### What the exercise asks
Reproduce the listing that follows with no differences at all.
######
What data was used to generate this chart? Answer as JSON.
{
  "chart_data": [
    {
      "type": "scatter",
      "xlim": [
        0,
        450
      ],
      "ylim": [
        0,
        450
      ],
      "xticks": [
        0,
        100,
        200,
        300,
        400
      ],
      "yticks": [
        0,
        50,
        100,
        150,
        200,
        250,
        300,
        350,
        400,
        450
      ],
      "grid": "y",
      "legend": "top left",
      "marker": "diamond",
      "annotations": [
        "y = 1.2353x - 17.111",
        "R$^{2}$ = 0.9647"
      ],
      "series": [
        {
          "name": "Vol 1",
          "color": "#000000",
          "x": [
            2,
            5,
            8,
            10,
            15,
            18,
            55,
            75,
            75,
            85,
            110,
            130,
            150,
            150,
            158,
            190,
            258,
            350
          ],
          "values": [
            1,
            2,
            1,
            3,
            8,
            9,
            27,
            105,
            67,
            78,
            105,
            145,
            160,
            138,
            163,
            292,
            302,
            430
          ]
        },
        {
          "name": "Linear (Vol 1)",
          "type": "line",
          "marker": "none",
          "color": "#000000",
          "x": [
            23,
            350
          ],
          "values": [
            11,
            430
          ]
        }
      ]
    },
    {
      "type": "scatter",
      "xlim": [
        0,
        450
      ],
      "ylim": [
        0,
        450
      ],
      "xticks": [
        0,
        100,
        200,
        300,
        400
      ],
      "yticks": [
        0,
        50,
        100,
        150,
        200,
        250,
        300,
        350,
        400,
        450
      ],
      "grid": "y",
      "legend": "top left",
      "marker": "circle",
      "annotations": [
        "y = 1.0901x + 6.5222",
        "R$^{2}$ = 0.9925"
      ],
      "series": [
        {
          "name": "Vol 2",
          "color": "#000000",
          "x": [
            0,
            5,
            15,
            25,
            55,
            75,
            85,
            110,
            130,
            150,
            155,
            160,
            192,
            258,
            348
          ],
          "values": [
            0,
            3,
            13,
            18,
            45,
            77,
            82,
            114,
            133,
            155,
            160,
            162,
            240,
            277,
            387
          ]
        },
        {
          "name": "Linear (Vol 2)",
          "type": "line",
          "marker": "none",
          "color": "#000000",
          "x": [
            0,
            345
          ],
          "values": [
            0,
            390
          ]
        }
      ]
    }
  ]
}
######
### Response to this exercise
What data was used to generate this chart? Answer as JSON.
{
  "chart_data": [
    {
      "type": "scatter",
      "xlim": [
        0,
        450
      ],
      "ylim": [
        0,
        450
      ],
      "xticks": [
        0,
        100,
        200,
        300,
        400
      ],
      "yticks": [
        0,
        50,
        100,
        150,
        200,
        250,
        300,
        350,
        400,
        450
      ],
      "grid": "y",
      "legend": "top left",
      "marker": "diamond",
      "annotations": [
        "y = 1.2353x - 17.111",
        "R$^{2}$ = 0.9647"
      ],
      "series": [
        {
          "name": "Vol 1",
          "color": "#000000",
          "x": [
            2,
            5,
            8,
            10,
            15,
            18,
            55,
            75,
            75,
            85,
            110,
            130,
            150,
            150,
            158,
            190,
            258,
            350
          ],
          "values": [
            1,
            2,
            1,
            3,
            8,
            9,
            27,
            105,
            67,
            78,
            105,
            145,
            160,
            138,
            163,
            292,
            302,
            430
          ]
        },
        {
          "name": "Linear (Vol 1)",
          "type": "line",
          "marker": "none",
          "color": "#000000",
          "x": [
            23,
            350
          ],
          "values": [
            11,
            430
          ]
        }
      ]
    },
    {
      "type": "scatter",
      "xlim": [
        0,
        450
      ],
      "ylim": [
        0,
        450
      ],
      "xticks": [
        0,
        100,
        200,
        300,
        400
      ],
      "yticks": [
        0,
        50,
        100,
        150,
        200,
        250,
        300,
        350,
        400,
        450
      ],
      "grid": "y",
      "legend": "top left",
      "marker": "circle",
      "annotations": [
        "y = 1.0901x + 6.5222",
        "R$^{2}$ = 0.9925"
      ],
      "series": [
        {
          "name": "Vol 2",
          "color": "#000000",
          "x": [
            0,
            5,
            15,
            25,
            55,
            75,
            85,
            110,
            130,
            150,
            155,
            160,
            192,
            258,
            348
          ],
          "values": [
            0,
            3,
            13,
            18,
            45,
            77,
            82,
            114,
            133,
            155,
            160,
            162,
            240,
            277,
            387
          ]
        },
        {
          "name": "Linear (Vol 2)",
          "type": "line",
          "marker": "none",
          "color": "#000000",
          "x": [
            0,
            345
          ],
          "values": [
            0,
            390
          ]
        }
      ]
    }
  ]
}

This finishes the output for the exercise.